## Description of the task
Make an exact copy of every entry.

+ + + + +

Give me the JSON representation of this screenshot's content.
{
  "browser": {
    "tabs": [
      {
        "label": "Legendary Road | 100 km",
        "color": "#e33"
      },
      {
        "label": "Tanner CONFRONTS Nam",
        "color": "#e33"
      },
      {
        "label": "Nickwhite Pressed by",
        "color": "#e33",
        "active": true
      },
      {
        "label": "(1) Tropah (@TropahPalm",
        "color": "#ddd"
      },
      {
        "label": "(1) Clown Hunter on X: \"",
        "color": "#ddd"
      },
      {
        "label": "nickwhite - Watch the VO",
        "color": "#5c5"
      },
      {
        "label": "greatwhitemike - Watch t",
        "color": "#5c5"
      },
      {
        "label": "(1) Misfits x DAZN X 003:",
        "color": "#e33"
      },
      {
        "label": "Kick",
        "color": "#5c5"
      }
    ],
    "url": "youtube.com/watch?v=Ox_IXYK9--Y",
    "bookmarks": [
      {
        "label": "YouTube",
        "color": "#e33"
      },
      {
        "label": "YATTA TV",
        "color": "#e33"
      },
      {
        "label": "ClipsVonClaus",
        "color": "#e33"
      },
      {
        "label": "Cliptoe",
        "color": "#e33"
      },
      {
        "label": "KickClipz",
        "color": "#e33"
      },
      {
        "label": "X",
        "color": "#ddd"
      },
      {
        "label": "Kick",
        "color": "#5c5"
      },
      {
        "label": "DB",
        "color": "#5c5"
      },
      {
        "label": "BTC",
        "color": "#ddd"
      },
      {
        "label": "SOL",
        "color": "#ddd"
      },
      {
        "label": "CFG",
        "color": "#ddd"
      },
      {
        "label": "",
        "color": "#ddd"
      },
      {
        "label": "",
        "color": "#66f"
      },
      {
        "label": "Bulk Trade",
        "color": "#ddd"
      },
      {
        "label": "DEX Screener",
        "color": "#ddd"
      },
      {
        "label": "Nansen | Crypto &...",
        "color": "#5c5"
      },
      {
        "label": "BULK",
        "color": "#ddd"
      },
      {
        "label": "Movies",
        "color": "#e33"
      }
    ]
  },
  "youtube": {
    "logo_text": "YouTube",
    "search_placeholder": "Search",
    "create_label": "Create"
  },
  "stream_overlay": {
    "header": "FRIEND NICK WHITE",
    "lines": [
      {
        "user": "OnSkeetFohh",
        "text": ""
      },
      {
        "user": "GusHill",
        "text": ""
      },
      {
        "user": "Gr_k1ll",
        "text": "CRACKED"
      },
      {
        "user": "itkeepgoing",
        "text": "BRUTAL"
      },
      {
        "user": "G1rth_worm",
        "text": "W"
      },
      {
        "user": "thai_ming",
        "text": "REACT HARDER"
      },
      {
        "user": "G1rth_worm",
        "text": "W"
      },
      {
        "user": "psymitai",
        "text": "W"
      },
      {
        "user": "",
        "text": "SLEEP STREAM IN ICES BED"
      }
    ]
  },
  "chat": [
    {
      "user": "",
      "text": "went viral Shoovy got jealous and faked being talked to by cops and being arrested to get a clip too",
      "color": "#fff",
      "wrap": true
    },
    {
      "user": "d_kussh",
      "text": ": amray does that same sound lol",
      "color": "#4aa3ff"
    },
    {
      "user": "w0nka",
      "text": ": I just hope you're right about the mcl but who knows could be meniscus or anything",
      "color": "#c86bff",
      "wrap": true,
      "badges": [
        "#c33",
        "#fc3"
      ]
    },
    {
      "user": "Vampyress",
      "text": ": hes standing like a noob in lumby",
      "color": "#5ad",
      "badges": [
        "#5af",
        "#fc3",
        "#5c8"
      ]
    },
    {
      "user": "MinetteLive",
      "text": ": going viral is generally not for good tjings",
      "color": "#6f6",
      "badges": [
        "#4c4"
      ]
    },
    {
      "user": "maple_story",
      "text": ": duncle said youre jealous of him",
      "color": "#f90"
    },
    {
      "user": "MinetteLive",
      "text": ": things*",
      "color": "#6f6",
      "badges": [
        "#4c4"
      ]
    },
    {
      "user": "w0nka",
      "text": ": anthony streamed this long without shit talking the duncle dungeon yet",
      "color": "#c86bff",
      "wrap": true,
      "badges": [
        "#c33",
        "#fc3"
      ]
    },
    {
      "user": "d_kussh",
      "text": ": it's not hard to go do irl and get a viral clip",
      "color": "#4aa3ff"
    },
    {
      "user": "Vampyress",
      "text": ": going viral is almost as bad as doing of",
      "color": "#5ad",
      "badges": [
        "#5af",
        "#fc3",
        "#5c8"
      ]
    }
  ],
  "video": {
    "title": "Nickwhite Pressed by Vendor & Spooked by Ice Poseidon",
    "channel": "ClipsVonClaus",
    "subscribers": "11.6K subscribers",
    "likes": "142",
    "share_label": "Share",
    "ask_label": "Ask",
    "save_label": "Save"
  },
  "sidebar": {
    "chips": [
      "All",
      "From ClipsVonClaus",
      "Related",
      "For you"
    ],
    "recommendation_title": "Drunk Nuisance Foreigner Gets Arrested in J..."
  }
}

+ + + + +

## Solution to this task
Give me the JSON representation of this screenshot's content.
{
  "browser": {
    "tabs": [
      {
        "label": "Legendary Road | 100 km",
        "color": "#e33"
      },
      {
        "label": "Tanner CONFRONTS Nam",
        "color": "#e33"
      },
      {
        "label": "Nickwhite Pressed by",
        "color": "#e33",
        "active": true
      },
      {
        "label": "(1) Tropah (@TropahPalm",
        "color": "#ddd"
      },
      {
        "label": "(1) Clown Hunter on X: \"",
        "color": "#ddd"
      },
      {
        "label": "nickwhite - Watch the VO",
        "color": "#5c5"
      },
      {
        "label": "greatwhitemike - Watch t",
        "color": "#5c5"
      },
      {
        "label": "(1) Misfits x DAZN X 003:",
        "color": "#e33"
      },
      {
        "label": "Kick",
        "color": "#5c5"
      }
    ],
    "url": "youtube.com/watch?v=Ox_IXYK9--Y",
    "bookmarks": [
      {
        "label": "YouTube",
        "color": "#e33"
      },
      {
        "label": "YATTA TV",
        "color": "#e33"
      },
      {
        "label": "ClipsVonClaus",
        "color": "#e33"
      },
      {
        "label": "Cliptoe",
        "color": "#e33"
      },
      {
        "label": "KickClipz",
        "color": "#e33"
      },
      {
        "label": "X",
        "color": "#ddd"
      },
      {
        "label": "Kick",
        "color": "#5c5"
      },
      {
        "label": "DB",
        "color": "#5c5"
      },
      {
        "label": "BTC",
        "color": "#ddd"
      },
      {
        "label": "SOL",
        "color": "#ddd"
      },
      {
        "label": "CFG",
        "color": "#ddd"
      },
      {
        "label": "",
        "color": "#ddd"
      },
      {
        "label": "",
        "color": "#66f"
      },
      {
        "label": "Bulk Trade",
        "color": "#ddd"
      },
      {
        "label": "DEX Screener",
        "color": "#ddd"
      },
      {
        "label": "Nansen | Crypto &...",
        "color": "#5c5"
      },
      {
        "label": "BULK",
        "color": "#ddd"
      },
      {
        "label": "Movies",
        "color": "#e33"
      }
    ]
  },
  "youtube": {
    "logo_text": "YouTube",
    "search_placeholder": "Search",
    "create_label": "Create"
  },
  "stream_overlay": {
    "header": "FRIEND NICK WHITE",
    "lines": [
      {
        "user": "OnSkeetFohh",
        "text": ""
      },
      {
        "user": "GusHill",
        "text": ""
      },
      {
        "user": "Gr_k1ll",
        "text": "CRACKED"
      },
      {
        "user": "itkeepgoing",
        "text": "BRUTAL"
      },
      {
        "user": "G1rth_worm",
        "text": "W"
      },
      {
        "user": "thai_ming",
        "text": "REACT HARDER"
      },
      {
        "user": "G1rth_worm",
        "text": "W"
      },
      {
        "user": "psymitai",
        "text": "W"
      },
      {
        "user": "",
        "text": "SLEEP STREAM IN ICES BED"
      }
    ]
  },
  "chat": [
    {
      "user": "",
      "text": "went viral Shoovy got jealous and faked being talked to by cops and being arrested to get a clip too",
      "color": "#fff",
      "wrap": true
    },
    {
      "user": "d_kussh",
      "text": ": amray does that same sound lol",
      "color": "#4aa3ff"
    },
    {
      "user": "w0nka",
      "text": ": I just hope you're right about the mcl but who knows could be meniscus or anything",
      "color": "#c86bff",
      "wrap": true,
      "badges": [
        "#c33",
        "#fc3"
      ]
    },
    {
      "user": "Vampyress",
      "text": ": hes standing like a noob in lumby",
      "color": "#5ad",
      "badges": [
        "#5af",
        "#fc3",
        "#5c8"
      ]
    },
    {
      "user": "MinetteLive",
      "text": ": going viral is generally not for good tjings",
      "color": "#6f6",
      "badges": [
        "#4c4"
      ]
    },
    {
      "user": "maple_story",
      "text": ": duncle said youre jealous of him",
      "color": "#f90"
    },
    {
      "user": "MinetteLive",
      "text": ": things*",
      "color": "#6f6",
      "badges": [
        "#4c4"
      ]
    },
    {
      "user": "w0nka",
      "text": ": anthony streamed this long without shit talking the duncle dungeon yet",
      "color": "#c86bff",
      "wrap": true,
      "badges": [
        "#c33",
        "#fc3"
      ]
    },
    {
      "user": "d_kussh",
      "text": ": it's not hard to go do irl and get a viral clip",
      "color": "#4aa3ff"
    },
    {
      "user": "Vampyress",
      "text": ": going viral is almost as bad as doing of",
      "color": "#5ad",
      "badges": [
        "#5af",
        "#fc3",
        "#5c8"
      ]
    }
  ],
  "video": {
    "title": "Nickwhite Pressed by Vendor & Spooked by Ice Poseidon",
    "channel": "ClipsVonClaus",
    "subscribers": "11.6K subscribers",
    "likes": "142",
    "share_label": "Share",
    "ask_label": "Ask",
    "save_label": "Save"
  },
  "sidebar": {
    "chips": [
      "All",
      "From ClipsVonClaus",
      "Related",
      "For you"
    ],
    "recommendation_title": "Drunk Nuisance Foreigner Gets Arrested in J..."
  }
}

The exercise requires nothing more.